**Material**
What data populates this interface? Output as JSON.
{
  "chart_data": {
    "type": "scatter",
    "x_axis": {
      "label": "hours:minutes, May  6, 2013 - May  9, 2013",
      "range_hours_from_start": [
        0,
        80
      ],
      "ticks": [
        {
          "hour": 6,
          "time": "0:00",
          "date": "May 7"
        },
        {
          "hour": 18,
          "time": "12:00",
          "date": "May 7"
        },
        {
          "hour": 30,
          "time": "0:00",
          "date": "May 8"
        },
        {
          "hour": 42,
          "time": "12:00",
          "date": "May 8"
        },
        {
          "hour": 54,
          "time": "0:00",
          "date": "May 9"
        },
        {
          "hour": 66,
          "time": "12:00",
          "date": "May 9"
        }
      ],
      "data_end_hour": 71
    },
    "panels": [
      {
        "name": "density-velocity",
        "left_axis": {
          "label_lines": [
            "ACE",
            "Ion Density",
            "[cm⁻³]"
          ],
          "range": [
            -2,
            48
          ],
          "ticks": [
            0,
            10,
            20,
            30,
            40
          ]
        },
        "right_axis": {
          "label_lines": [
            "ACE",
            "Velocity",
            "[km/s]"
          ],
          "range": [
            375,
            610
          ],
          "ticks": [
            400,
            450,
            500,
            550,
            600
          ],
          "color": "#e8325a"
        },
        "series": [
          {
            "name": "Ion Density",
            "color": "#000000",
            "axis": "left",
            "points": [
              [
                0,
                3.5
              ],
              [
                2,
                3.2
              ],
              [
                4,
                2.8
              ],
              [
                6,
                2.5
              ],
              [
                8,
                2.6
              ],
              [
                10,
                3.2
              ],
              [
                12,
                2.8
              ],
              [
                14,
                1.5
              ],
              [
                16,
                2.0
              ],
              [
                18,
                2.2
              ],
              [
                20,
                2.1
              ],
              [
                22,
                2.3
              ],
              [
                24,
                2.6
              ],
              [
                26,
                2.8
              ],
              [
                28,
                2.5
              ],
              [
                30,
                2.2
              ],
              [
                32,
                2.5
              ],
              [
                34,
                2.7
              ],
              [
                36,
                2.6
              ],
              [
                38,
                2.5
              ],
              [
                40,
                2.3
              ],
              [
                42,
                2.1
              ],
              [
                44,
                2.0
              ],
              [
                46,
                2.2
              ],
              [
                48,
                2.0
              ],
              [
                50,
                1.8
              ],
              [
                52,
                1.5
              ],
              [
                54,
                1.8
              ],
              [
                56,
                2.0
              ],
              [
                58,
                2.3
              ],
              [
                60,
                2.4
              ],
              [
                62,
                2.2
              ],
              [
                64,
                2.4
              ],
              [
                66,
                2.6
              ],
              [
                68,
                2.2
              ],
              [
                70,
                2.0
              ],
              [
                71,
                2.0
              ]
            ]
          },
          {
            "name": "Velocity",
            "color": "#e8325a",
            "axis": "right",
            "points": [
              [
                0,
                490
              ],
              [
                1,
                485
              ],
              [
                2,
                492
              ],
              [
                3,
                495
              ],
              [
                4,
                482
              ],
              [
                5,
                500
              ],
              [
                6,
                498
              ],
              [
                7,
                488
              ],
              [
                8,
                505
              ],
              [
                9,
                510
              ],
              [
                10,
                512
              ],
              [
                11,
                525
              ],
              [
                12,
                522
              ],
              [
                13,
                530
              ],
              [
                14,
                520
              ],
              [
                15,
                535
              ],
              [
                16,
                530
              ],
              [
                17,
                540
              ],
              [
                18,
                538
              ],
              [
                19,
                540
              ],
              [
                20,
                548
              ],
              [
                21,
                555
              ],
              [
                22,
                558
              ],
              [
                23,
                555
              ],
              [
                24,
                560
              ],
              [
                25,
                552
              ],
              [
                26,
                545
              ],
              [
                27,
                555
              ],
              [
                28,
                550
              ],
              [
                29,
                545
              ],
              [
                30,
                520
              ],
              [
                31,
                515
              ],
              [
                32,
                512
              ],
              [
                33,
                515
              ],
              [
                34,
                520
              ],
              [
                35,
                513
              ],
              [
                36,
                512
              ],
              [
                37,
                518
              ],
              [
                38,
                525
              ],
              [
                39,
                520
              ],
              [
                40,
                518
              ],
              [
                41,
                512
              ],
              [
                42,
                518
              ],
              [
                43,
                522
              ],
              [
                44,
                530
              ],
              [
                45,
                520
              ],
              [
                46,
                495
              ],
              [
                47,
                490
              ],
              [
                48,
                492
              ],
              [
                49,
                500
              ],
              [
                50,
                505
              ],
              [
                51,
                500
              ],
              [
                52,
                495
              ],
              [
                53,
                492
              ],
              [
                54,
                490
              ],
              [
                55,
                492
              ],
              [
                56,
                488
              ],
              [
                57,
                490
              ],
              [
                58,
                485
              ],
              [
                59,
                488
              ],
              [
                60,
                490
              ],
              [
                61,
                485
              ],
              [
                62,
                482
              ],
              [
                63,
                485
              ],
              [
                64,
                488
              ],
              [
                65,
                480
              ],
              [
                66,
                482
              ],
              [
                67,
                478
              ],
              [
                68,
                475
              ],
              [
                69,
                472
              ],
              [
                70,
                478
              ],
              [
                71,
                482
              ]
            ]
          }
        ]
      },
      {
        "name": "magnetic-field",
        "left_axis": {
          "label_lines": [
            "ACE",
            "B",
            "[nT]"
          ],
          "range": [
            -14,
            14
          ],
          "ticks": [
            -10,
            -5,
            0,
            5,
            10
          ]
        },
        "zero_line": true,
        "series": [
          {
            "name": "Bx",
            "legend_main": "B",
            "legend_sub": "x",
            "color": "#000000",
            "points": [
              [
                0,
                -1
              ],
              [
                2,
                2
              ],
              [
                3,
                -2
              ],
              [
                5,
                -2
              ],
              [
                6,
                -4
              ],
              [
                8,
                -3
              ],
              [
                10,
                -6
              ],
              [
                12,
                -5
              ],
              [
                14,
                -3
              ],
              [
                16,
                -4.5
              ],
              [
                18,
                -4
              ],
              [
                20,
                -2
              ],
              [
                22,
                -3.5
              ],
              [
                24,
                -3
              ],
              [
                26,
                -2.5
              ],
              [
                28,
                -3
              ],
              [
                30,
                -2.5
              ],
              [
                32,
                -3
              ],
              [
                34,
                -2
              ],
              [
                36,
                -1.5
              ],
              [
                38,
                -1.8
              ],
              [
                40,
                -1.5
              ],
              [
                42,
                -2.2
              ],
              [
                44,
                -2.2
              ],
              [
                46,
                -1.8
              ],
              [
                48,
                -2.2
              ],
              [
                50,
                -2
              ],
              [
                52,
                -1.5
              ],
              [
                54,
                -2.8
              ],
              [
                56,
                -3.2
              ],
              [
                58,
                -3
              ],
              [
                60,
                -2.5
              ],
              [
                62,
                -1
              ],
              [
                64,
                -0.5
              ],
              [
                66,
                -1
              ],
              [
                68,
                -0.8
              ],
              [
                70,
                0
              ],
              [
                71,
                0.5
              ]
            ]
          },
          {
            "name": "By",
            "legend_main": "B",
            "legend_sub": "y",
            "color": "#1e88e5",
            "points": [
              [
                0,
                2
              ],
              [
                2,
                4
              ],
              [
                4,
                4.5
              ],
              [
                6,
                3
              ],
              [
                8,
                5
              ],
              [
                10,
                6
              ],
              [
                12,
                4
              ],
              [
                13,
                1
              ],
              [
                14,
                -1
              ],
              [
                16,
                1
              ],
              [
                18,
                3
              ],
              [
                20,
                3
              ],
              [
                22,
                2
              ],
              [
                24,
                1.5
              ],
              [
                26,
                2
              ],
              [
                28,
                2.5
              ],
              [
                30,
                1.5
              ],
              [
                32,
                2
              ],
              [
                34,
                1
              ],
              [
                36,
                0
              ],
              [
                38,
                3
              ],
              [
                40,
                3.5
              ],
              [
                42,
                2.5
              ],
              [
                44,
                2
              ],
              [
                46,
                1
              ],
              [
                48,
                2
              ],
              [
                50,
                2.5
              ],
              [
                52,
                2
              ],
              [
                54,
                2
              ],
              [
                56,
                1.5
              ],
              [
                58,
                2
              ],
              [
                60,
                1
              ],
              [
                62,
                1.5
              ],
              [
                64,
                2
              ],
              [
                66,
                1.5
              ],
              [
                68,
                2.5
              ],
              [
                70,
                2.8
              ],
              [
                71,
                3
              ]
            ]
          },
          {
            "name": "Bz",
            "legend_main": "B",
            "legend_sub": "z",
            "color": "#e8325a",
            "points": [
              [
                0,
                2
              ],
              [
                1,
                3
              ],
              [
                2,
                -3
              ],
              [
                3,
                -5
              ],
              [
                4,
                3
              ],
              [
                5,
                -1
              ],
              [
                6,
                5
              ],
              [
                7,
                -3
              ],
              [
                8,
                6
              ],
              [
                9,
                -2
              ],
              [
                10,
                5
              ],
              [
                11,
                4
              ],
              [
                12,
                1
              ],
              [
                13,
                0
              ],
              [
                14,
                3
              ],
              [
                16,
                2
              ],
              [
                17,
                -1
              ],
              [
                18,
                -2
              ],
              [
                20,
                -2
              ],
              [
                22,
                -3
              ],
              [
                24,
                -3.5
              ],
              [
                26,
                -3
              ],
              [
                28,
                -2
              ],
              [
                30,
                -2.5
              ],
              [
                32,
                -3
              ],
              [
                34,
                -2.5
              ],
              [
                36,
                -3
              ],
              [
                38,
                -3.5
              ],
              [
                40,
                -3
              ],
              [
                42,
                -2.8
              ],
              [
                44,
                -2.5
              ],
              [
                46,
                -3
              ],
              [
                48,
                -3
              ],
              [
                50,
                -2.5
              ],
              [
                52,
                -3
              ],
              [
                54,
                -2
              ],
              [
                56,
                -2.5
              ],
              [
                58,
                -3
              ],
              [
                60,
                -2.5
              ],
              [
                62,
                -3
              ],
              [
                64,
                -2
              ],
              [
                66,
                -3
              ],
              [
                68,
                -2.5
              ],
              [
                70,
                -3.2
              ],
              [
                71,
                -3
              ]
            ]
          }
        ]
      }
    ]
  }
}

**Given instruction**
Return each line of the listing that holds the string "name".

**Written response**
        "name": "density-velocity",
            "name": "Ion Density",
            "name": "Velocity",
        "name": "magnetic-field",
            "name": "Bx",
            "name": "By",
            "name": "Bz",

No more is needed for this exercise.